> WHAT TO WORK ON
Reproduce the material exactly, omitting nothing.

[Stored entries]

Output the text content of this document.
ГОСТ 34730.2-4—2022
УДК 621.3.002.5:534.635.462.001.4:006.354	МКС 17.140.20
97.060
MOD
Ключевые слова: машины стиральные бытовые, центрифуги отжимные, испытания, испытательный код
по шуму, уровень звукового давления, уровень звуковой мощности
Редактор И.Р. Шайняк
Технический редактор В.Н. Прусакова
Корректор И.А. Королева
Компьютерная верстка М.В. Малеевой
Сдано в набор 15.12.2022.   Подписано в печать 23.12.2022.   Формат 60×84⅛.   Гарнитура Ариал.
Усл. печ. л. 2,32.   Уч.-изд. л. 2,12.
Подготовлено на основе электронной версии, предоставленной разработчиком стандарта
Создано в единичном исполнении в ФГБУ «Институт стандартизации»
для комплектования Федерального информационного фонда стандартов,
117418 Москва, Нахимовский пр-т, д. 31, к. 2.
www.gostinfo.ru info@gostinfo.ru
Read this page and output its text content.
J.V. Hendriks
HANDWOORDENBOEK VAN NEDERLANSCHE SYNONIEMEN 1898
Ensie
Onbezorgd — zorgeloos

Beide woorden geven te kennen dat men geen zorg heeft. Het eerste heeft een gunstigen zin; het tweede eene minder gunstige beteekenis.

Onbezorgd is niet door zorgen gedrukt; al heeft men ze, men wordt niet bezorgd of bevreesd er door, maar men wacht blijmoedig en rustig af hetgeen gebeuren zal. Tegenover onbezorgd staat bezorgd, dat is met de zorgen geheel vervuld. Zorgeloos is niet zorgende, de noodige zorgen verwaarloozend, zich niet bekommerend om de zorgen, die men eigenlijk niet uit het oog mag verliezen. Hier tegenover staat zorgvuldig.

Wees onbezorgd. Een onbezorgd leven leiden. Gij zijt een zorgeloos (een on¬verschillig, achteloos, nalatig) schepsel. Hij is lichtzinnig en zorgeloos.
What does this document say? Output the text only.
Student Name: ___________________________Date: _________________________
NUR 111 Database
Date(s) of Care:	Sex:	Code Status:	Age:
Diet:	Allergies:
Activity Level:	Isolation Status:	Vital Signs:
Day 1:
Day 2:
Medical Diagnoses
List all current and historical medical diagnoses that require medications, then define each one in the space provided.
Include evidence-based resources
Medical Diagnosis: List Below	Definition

> SOLUTION BELOW
Output the text content of this document.
ГОСТ 34730.2-4—2022
УДК 621.3.002.5:534.635.462.001.4:006.354	МКС 17.140.20
97.060
MOD
Ключевые слова: машины стиральные бытовые, центрифуги отжимные, испытания, испытательный код
по шуму, уровень звукового давления, уровень звуковой мощности
Редактор И.Р. Шайняк
Технический редактор В.Н. Прусакова
Корректор И.А. Королева
Компьютерная верстка М.В. Малеевой
Сдано в набор 15.12.2022.   Подписано в печать 23.12.2022.   Формат 60×84⅛.   Гарнитура Ариал.
Усл. печ. л. 2,32.   Уч.-изд. л. 2,12.
Подготовлено на основе электронной версии, предоставленной разработчиком стандарта
Создано в единичном исполнении в ФГБУ «Институт стандартизации»
для комплектования Федерального информационного фонда стандартов,
117418 Москва, Нахимовский пр-т, д. 31, к. 2.
www.gostinfo.ru info@gostinfo.ru
Read this page and output its text content.
J.V. Hendriks
HANDWOORDENBOEK VAN NEDERLANSCHE SYNONIEMEN 1898
Ensie
Onbezorgd — zorgeloos

Beide woorden geven te kennen dat men geen zorg heeft. Het eerste heeft een gunstigen zin; het tweede eene minder gunstige beteekenis.

Onbezorgd is niet door zorgen gedrukt; al heeft men ze, men wordt niet bezorgd of bevreesd er door, maar men wacht blijmoedig en rustig af hetgeen gebeuren zal. Tegenover onbezorgd staat bezorgd, dat is met de zorgen geheel vervuld. Zorgeloos is niet zorgende, de noodige zorgen verwaarloozend, zich niet bekommerend om de zorgen, die men eigenlijk niet uit het oog mag verliezen. Hier tegenover staat zorgvuldig.

Wees onbezorgd. Een onbezorgd leven leiden. Gij zijt een zorgeloos (een on¬verschillig, achteloos, nalatig) schepsel. Hij is lichtzinnig en zorgeloos.
What does this document say? Output the text only.
Student Name: ___________________________Date: _________________________
NUR 111 Database
Date(s) of Care:	Sex:	Code Status:	Age:
Diet:	Allergies:
Activity Level:	Isolation Status:	Vital Signs:
Day 1:
Day 2:
Medical Diagnoses
List all current and historical medical diagnoses that require medications, then define each one in the space provided.
Include evidence-based resources
Medical Diagnosis: List Below	Definition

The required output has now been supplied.